**Work instructions:**
Copy every line of the material below verbatim, omitting the pictures.

* * * * * * * * *

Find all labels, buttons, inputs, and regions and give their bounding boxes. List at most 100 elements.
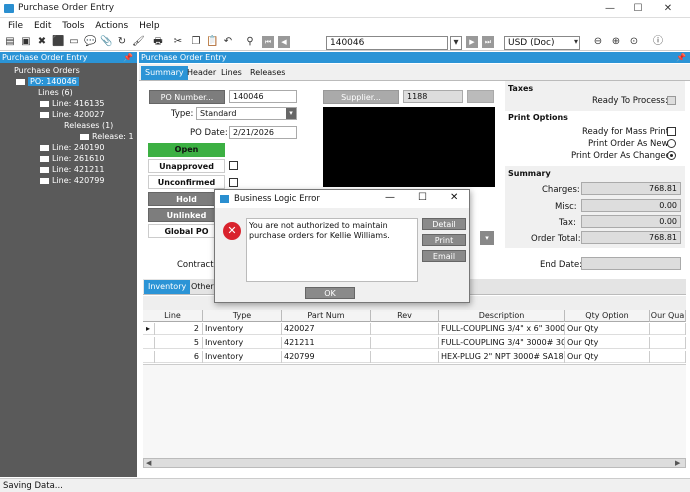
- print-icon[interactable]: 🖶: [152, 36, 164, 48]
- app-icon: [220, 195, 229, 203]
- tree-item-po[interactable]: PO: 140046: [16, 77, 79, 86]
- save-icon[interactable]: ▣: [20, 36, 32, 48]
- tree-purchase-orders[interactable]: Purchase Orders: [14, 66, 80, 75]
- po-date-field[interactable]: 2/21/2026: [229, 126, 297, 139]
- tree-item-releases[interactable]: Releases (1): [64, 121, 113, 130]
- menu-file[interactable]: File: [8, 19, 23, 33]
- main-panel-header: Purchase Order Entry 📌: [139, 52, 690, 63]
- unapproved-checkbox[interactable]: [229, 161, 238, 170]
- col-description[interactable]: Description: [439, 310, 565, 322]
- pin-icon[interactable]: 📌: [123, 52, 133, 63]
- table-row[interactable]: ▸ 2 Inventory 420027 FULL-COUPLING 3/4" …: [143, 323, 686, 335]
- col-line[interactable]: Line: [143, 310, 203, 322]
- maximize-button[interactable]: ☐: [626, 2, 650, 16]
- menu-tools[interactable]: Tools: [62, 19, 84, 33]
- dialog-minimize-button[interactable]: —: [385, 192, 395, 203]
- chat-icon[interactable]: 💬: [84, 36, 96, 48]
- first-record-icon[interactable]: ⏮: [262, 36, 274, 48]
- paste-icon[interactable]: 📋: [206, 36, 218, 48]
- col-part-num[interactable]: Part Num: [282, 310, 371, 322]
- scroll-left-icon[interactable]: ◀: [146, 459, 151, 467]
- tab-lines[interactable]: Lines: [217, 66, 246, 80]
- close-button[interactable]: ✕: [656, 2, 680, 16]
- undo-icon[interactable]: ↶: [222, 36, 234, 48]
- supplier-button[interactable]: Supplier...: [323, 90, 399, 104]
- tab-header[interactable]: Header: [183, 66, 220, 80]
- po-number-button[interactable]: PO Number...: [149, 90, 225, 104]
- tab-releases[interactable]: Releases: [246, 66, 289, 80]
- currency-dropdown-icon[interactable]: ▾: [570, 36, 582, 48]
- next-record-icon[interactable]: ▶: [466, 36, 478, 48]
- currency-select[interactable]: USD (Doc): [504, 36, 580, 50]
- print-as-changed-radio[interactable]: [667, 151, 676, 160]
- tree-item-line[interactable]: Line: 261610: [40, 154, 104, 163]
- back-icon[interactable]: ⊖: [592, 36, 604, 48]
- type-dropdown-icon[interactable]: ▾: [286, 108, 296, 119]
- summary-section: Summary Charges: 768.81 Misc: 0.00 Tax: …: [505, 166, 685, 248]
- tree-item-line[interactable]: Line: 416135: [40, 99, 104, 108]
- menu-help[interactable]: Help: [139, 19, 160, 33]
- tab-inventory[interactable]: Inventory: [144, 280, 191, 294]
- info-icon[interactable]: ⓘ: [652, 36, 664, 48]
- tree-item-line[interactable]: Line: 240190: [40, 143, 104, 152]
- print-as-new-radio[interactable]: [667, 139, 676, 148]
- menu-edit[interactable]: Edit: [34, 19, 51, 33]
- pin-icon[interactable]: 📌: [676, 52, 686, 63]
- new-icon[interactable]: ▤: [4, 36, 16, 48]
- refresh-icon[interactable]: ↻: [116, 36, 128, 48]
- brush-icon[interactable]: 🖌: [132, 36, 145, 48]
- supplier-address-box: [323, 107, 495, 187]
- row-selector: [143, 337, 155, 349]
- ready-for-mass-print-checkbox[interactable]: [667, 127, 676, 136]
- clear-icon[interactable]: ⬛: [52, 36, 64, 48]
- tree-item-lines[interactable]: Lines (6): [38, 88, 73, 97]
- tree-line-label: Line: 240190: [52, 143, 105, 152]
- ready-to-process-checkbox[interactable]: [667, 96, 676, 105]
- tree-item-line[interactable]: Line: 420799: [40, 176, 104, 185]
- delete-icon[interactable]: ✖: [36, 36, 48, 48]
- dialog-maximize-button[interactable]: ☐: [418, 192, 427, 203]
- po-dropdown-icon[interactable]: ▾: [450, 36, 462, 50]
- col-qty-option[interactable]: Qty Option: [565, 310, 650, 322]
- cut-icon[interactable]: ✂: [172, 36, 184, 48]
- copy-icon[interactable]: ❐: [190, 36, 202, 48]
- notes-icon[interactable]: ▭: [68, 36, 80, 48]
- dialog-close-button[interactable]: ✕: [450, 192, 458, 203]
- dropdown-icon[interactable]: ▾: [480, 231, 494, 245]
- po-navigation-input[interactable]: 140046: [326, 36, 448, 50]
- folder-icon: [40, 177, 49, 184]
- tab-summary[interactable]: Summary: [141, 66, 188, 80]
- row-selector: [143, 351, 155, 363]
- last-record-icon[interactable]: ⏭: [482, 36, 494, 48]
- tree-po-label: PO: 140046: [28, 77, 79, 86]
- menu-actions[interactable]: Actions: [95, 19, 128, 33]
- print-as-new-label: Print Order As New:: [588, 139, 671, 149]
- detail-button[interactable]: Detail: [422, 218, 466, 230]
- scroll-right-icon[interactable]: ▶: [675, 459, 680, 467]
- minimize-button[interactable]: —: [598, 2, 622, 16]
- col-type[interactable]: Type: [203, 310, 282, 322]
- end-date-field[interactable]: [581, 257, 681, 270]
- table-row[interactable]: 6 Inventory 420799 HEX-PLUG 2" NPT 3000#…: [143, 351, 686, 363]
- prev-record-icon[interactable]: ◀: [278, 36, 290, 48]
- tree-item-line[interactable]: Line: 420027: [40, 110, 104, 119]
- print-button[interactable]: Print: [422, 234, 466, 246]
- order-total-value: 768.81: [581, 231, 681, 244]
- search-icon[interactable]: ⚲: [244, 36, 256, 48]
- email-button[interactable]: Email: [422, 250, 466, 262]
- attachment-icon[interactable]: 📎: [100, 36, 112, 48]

* * * * * * * * *

**Exercise result:**
Find all labels, buttons, inputs, and regions and give their bounding boxes. List at most 100 elements.
- print-icon[interactable]: 🖶: [152, 36, 164, 48]
- app-icon: [220, 195, 229, 203]
- tree-item-po[interactable]: PO: 140046: [16, 77, 79, 86]
- save-icon[interactable]: ▣: [20, 36, 32, 48]
- tree-purchase-orders[interactable]: Purchase Orders: [14, 66, 80, 75]
- po-date-field[interactable]: 2/21/2026: [229, 126, 297, 139]
- tree-item-releases[interactable]: Releases (1): [64, 121, 113, 130]
- menu-file[interactable]: File: [8, 19, 23, 33]
- main-panel-header: Purchase Order Entry 📌: [139, 52, 690, 63]
- unapproved-checkbox[interactable]: [229, 161, 238, 170]
- col-description[interactable]: Description: [439, 310, 565, 322]
- pin-icon[interactable]: 📌: [123, 52, 133, 63]
- table-row[interactable]: ▸ 2 Inventory 420027 FULL-COUPLING 3/4" …: [143, 323, 686, 335]
- col-line[interactable]: Line: [143, 310, 203, 322]
- maximize-button[interactable]: ☐: [626, 2, 650, 16]
- menu-tools[interactable]: Tools: [62, 19, 84, 33]
- dialog-minimize-button[interactable]: —: [385, 192, 395, 203]
- chat-icon[interactable]: 💬: [84, 36, 96, 48]
- first-record-icon[interactable]: ⏮: [262, 36, 274, 48]
- paste-icon[interactable]: 📋: [206, 36, 218, 48]
- col-part-num[interactable]: Part Num: [282, 310, 371, 322]
- scroll-left-icon[interactable]: ◀: [146, 459, 151, 467]
- tab-lines[interactable]: Lines: [217, 66, 246, 80]
- close-button[interactable]: ✕: [656, 2, 680, 16]
- undo-icon[interactable]: ↶: [222, 36, 234, 48]
- supplier-button[interactable]: Supplier...: [323, 90, 399, 104]
- tab-header[interactable]: Header: [183, 66, 220, 80]
- po-number-button[interactable]: PO Number...: [149, 90, 225, 104]
- tab-releases[interactable]: Releases: [246, 66, 289, 80]
- currency-dropdown-icon[interactable]: ▾: [570, 36, 582, 48]
- next-record-icon[interactable]: ▶: [466, 36, 478, 48]
- currency-select[interactable]: USD (Doc): [504, 36, 580, 50]
- print-as-changed-radio[interactable]: [667, 151, 676, 160]
- tree-item-line[interactable]: Line: 261610: [40, 154, 104, 163]
- back-icon[interactable]: ⊖: [592, 36, 604, 48]
- type-dropdown-icon[interactable]: ▾: [286, 108, 296, 119]
- summary-section: Summary Charges: 768.81 Misc: 0.00 Tax: …: [505, 166, 685, 248]
- tree-item-line[interactable]: Line: 416135: [40, 99, 104, 108]
- menu-help[interactable]: Help: [139, 19, 160, 33]
- tab-inventory[interactable]: Inventory: [144, 280, 191, 294]
- info-icon[interactable]: ⓘ: [652, 36, 664, 48]
- tree-item-line[interactable]: Line: 240190: [40, 143, 104, 152]
- print-as-new-radio[interactable]: [667, 139, 676, 148]
- menu-edit[interactable]: Edit: [34, 19, 51, 33]
- pin-icon[interactable]: 📌: [676, 52, 686, 63]
- new-icon[interactable]: ▤: [4, 36, 16, 48]
- refresh-icon[interactable]: ↻: [116, 36, 128, 48]
- brush-icon[interactable]: 🖌: [132, 36, 145, 48]
- supplier-address-box: [323, 107, 495, 187]
- row-selector: [143, 337, 155, 349]
- ready-for-mass-print-checkbox[interactable]: [667, 127, 676, 136]
- clear-icon[interactable]: ⬛: [52, 36, 64, 48]
- tree-item-lines[interactable]: Lines (6): [38, 88, 73, 97]
- tree-line-label: Line: 240190: [52, 143, 105, 152]
- ready-to-process-checkbox[interactable]: [667, 96, 676, 105]
- tree-item-line[interactable]: Line: 420799: [40, 176, 104, 185]
- delete-icon[interactable]: ✖: [36, 36, 48, 48]
- dialog-maximize-button[interactable]: ☐: [418, 192, 427, 203]
- po-dropdown-icon[interactable]: ▾: [450, 36, 462, 50]
- col-qty-option[interactable]: Qty Option: [565, 310, 650, 322]
- cut-icon[interactable]: ✂: [172, 36, 184, 48]
- copy-icon[interactable]: ❐: [190, 36, 202, 48]
- notes-icon[interactable]: ▭: [68, 36, 80, 48]
- dialog-close-button[interactable]: ✕: [450, 192, 458, 203]
- dropdown-icon[interactable]: ▾: [480, 231, 494, 245]
- po-navigation-input[interactable]: 140046: [326, 36, 448, 50]
- folder-icon: [40, 177, 49, 184]
- tab-summary[interactable]: Summary: [141, 66, 188, 80]
- row-selector: [143, 351, 155, 363]
- last-record-icon[interactable]: ⏭: [482, 36, 494, 48]
- tree-po-label: PO: 140046: [28, 77, 79, 86]
- menu-actions[interactable]: Actions: [95, 19, 128, 33]
- print-as-new-label: Print Order As New:: [588, 139, 671, 149]
- detail-button[interactable]: Detail: [422, 218, 466, 230]
- scroll-right-icon[interactable]: ▶: [675, 459, 680, 467]
- minimize-button[interactable]: —: [598, 2, 622, 16]
- col-type[interactable]: Type: [203, 310, 282, 322]
- end-date-field[interactable]: [581, 257, 681, 270]
- table-row[interactable]: 6 Inventory 420799 HEX-PLUG 2" NPT 3000#…: [143, 351, 686, 363]
- prev-record-icon[interactable]: ◀: [278, 36, 290, 48]
- tree-item-line[interactable]: Line: 420027: [40, 110, 104, 119]
- print-button[interactable]: Print: [422, 234, 466, 246]
- order-total-value: 768.81: [581, 231, 681, 244]
- search-icon[interactable]: ⚲: [244, 36, 256, 48]
- email-button[interactable]: Email: [422, 250, 466, 262]
- attachment-icon[interactable]: 📎: [100, 36, 112, 48]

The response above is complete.